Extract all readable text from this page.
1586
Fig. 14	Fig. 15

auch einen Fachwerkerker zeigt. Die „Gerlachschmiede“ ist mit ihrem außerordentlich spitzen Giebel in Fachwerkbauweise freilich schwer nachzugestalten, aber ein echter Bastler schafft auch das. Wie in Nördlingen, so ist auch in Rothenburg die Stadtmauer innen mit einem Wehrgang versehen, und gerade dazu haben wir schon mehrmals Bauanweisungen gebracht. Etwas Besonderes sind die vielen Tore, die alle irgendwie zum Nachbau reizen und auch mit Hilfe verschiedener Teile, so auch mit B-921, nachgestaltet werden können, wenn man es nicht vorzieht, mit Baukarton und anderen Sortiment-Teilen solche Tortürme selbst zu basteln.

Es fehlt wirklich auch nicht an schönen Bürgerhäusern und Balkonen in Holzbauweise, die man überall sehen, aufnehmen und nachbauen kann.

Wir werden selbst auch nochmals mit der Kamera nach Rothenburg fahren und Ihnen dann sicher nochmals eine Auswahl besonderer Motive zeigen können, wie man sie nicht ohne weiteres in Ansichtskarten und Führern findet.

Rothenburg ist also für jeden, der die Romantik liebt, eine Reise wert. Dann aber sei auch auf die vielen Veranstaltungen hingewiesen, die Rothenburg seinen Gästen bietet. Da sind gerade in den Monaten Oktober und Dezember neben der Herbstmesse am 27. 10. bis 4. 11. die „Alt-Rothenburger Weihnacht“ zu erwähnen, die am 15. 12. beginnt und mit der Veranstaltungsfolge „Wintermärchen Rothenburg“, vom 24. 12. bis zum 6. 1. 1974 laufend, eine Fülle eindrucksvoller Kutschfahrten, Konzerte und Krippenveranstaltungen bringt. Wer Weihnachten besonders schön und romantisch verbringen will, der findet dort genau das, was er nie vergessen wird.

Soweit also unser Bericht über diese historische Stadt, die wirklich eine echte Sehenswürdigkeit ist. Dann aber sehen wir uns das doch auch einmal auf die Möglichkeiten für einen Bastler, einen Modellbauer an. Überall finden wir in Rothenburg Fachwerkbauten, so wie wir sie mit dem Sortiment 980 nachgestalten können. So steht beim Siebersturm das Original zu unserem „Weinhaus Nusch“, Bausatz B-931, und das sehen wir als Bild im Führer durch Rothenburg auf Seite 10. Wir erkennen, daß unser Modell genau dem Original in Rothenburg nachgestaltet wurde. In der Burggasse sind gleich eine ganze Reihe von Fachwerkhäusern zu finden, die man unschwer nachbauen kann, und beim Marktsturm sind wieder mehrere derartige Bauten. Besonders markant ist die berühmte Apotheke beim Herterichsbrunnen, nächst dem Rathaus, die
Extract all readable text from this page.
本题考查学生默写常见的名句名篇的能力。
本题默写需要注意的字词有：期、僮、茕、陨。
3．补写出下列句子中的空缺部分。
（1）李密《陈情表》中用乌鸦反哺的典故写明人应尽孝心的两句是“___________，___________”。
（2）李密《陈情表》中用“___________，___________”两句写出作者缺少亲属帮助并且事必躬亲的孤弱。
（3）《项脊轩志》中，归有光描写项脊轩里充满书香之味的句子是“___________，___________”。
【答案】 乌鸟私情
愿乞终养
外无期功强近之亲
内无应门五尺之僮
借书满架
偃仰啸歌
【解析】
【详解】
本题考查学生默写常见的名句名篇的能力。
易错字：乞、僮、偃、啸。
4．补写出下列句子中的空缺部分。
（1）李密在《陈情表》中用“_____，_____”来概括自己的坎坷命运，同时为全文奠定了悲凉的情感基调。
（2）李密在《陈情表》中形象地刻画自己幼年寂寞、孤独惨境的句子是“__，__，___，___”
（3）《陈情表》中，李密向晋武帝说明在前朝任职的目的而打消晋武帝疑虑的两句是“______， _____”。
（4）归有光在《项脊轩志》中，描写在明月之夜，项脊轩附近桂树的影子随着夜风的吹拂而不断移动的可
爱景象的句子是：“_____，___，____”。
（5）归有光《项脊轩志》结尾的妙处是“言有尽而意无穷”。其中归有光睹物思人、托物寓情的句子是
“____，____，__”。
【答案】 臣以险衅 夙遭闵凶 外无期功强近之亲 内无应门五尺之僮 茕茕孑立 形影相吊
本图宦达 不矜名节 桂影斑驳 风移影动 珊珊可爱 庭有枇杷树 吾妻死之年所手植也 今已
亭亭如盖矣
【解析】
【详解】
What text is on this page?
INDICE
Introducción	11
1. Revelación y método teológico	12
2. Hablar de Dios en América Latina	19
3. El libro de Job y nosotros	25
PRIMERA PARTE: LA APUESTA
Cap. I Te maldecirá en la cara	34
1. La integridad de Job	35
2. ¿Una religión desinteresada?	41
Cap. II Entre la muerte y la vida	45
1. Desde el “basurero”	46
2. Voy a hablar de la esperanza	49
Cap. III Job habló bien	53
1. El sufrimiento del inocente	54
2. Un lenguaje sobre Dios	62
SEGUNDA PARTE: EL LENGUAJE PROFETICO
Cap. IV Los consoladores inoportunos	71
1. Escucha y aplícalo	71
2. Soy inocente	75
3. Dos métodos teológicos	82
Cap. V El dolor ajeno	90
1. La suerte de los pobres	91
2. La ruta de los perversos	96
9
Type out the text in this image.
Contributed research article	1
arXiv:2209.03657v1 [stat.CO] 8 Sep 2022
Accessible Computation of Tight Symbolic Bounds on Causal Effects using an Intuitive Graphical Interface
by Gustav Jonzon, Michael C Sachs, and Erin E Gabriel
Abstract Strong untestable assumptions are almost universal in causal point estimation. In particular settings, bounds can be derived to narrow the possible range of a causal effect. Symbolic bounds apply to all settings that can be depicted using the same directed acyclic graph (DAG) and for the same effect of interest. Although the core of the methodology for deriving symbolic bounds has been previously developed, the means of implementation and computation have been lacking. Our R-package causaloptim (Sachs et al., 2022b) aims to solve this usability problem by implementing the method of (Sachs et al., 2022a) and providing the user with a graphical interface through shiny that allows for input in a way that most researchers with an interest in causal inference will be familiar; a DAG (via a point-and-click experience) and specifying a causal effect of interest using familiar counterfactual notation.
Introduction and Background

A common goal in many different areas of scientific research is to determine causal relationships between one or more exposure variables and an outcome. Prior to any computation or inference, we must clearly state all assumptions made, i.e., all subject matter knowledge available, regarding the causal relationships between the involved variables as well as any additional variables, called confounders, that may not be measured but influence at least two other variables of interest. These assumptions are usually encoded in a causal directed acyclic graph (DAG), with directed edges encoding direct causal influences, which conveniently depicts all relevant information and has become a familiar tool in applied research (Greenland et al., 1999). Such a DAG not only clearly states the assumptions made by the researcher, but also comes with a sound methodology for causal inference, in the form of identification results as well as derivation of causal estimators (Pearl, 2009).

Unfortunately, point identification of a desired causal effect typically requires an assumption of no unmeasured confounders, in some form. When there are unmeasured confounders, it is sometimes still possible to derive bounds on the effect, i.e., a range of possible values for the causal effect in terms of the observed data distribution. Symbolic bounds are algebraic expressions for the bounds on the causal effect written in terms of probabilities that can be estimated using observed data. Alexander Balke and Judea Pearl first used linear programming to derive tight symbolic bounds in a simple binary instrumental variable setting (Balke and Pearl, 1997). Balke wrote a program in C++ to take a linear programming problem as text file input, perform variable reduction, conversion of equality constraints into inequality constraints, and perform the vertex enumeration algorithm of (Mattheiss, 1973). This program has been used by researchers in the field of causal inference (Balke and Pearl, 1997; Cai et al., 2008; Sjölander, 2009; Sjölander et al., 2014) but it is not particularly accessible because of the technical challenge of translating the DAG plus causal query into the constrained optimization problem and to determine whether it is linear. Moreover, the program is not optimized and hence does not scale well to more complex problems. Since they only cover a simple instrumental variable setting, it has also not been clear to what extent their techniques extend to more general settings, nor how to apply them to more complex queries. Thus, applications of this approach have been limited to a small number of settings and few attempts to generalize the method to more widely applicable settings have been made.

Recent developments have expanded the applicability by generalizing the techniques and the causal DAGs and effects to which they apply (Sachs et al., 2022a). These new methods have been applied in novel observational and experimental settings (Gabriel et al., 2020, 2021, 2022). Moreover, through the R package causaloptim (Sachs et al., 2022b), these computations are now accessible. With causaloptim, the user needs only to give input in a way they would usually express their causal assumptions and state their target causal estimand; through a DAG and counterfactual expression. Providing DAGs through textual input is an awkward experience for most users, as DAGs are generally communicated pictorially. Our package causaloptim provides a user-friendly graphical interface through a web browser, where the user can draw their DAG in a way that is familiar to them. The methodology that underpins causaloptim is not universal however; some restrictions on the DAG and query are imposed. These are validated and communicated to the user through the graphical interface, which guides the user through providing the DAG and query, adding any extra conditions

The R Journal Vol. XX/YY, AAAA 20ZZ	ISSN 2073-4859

* Exercise prompt
Gather up the lines containing the word "wirklich" from these records and copy them.

* Written solution
Es fehlt wirklich auch nicht an schönen Bürgerhäusern und Balkonen in Holzbauweise, die man überall sehen, aufnehmen und nachbauen kann.
Soweit also unser Bericht über diese historische Stadt, die wirklich eine echte Sehenswürdigkeit ist. Dann aber sehen wir uns das doch auch einmal auf die Möglichkeiten für einen Bastler, einen Modellbauer an. Überall finden wir in Rothenburg Fachwerkbauten, so wie wir sie mit dem Sortiment 980 nachgestalten können. So steht beim Siebersturm das Original zu unserem „Weinhaus Nusch“, Bausatz B-931, und das sehen wir als Bild im Führer durch Rothenburg auf Seite 10. Wir erkennen, daß unser Modell genau dem Original in Rothenburg nachgestaltet wurde. In der Burggasse sind gleich eine ganze Reihe von Fachwerkhäusern zu finden, die man unschwer nachbauen kann, und beim Marktsturm sind wieder mehrere derartige Bauten. Besonders markant ist die berühmte Apotheke beim Herterichsbrunnen, nächst dem Rathaus, die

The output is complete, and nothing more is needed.